--- Start of EXERCISE MATERIAL ---
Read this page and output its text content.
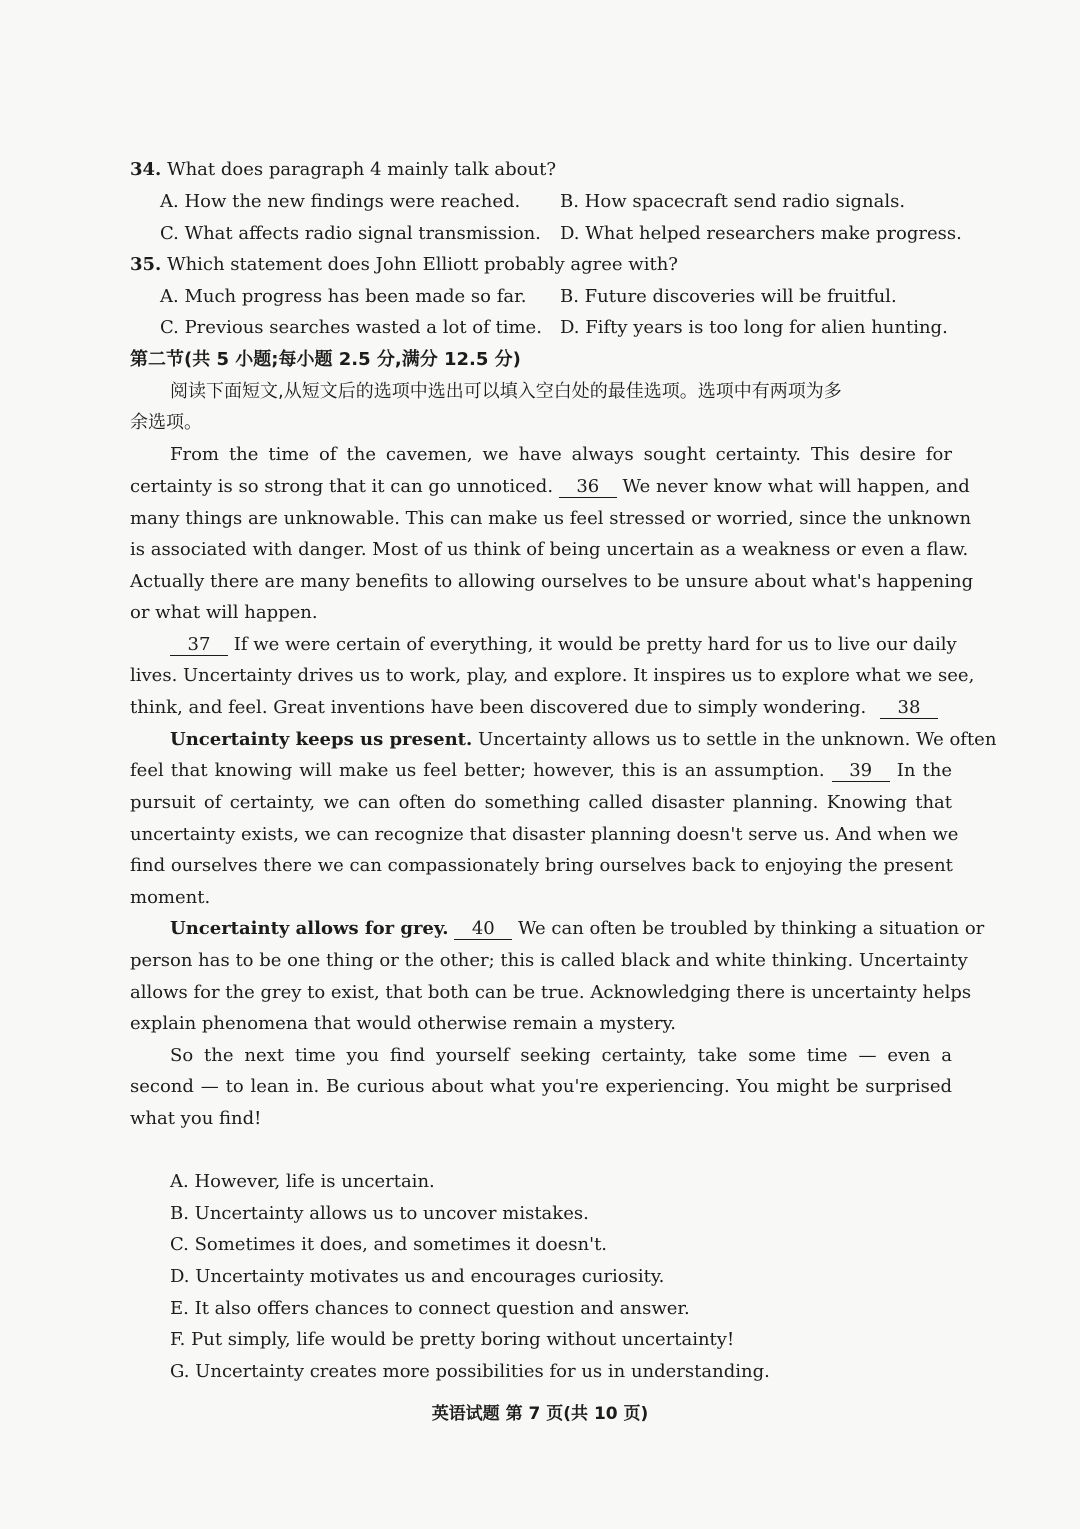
34. What does paragraph 4 mainly talk about?
A. How the new findings were reached. B. How spacecraft send radio signals.
C. What affects radio signal transmission. D. What helped researchers make progress.
35. Which statement does John Elliott probably agree with?
A. Much progress has been made so far. B. Future discoveries will be fruitful.
C. Previous searches wasted a lot of time. D. Fifty years is too long for alien hunting.
第二节(共 5 小题;每小题 2.5 分,满分 12.5 分)
阅读下面短文,从短文后的选项中选出可以填入空白处的最佳选项。选项中有两项为多
余选项。
From the time of the cavemen, we have always sought certainty. This desire for
certainty is so strong that it can go unnoticed. 36 We never know what will happen, and
many things are unknowable. This can make us feel stressed or worried, since the unknown
is associated with danger. Most of us think of being uncertain as a weakness or even a flaw.
Actually there are many benefits to allowing ourselves to be unsure about what's happening
or what will happen.
37 If we were certain of everything, it would be pretty hard for us to live our daily
lives. Uncertainty drives us to work, play, and explore. It inspires us to explore what we see,
think, and feel. Great inventions have been discovered due to simply wondering. 38
Uncertainty keeps us present. Uncertainty allows us to settle in the unknown. We often
feel that knowing will make us feel better; however, this is an assumption. 39 In the
pursuit of certainty, we can often do something called disaster planning. Knowing that
uncertainty exists, we can recognize that disaster planning doesn't serve us. And when we
find ourselves there we can compassionately bring ourselves back to enjoying the present
moment.
Uncertainty allows for grey. 40 We can often be troubled by thinking a situation or
person has to be one thing or the other; this is called black and white thinking. Uncertainty
allows for the grey to exist, that both can be true. Acknowledging there is uncertainty helps
explain phenomena that would otherwise remain a mystery.
So the next time you find yourself seeking certainty, take some time — even a
second — to lean in. Be curious about what you're experiencing. You might be surprised
what you find!
A. However, life is uncertain.
B. Uncertainty allows us to uncover mistakes.
C. Sometimes it does, and sometimes it doesn't.
D. Uncertainty motivates us and encourages curiosity.
E. It also offers chances to connect question and answer.
F. Put simply, life would be pretty boring without uncertainty!
G. Uncertainty creates more possibilities for us in understanding.
英语试题 第 7 页(共 10 页)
--- End of EXERCISE MATERIAL ---
**EXERCISE AIM**:
Write the entries above out in full, exactly, with no images.

**TASK RESULT**:
Read this page and output its text content.
34. What does paragraph 4 mainly talk about?
A. How the new findings were reached. B. How spacecraft send radio signals.
C. What affects radio signal transmission. D. What helped researchers make progress.
35. Which statement does John Elliott probably agree with?
A. Much progress has been made so far. B. Future discoveries will be fruitful.
C. Previous searches wasted a lot of time. D. Fifty years is too long for alien hunting.
第二节(共 5 小题;每小题 2.5 分,满分 12.5 分)
阅读下面短文,从短文后的选项中选出可以填入空白处的最佳选项。选项中有两项为多
余选项。
From the time of the cavemen, we have always sought certainty. This desire for
certainty is so strong that it can go unnoticed. 36 We never know what will happen, and
many things are unknowable. This can make us feel stressed or worried, since the unknown
is associated with danger. Most of us think of being uncertain as a weakness or even a flaw.
Actually there are many benefits to allowing ourselves to be unsure about what's happening
or what will happen.
37 If we were certain of everything, it would be pretty hard for us to live our daily
lives. Uncertainty drives us to work, play, and explore. It inspires us to explore what we see,
think, and feel. Great inventions have been discovered due to simply wondering. 38
Uncertainty keeps us present. Uncertainty allows us to settle in the unknown. We often
feel that knowing will make us feel better; however, this is an assumption. 39 In the
pursuit of certainty, we can often do something called disaster planning. Knowing that
uncertainty exists, we can recognize that disaster planning doesn't serve us. And when we
find ourselves there we can compassionately bring ourselves back to enjoying the present
moment.
Uncertainty allows for grey. 40 We can often be troubled by thinking a situation or
person has to be one thing or the other; this is called black and white thinking. Uncertainty
allows for the grey to exist, that both can be true. Acknowledging there is uncertainty helps
explain phenomena that would otherwise remain a mystery.
So the next time you find yourself seeking certainty, take some time — even a
second — to lean in. Be curious about what you're experiencing. You might be surprised
what you find!
A. However, life is uncertain.
B. Uncertainty allows us to uncover mistakes.
C. Sometimes it does, and sometimes it doesn't.
D. Uncertainty motivates us and encourages curiosity.
E. It also offers chances to connect question and answer.
F. Put simply, life would be pretty boring without uncertainty!
G. Uncertainty creates more possibilities for us in understanding.
英语试题 第 7 页(共 10 页)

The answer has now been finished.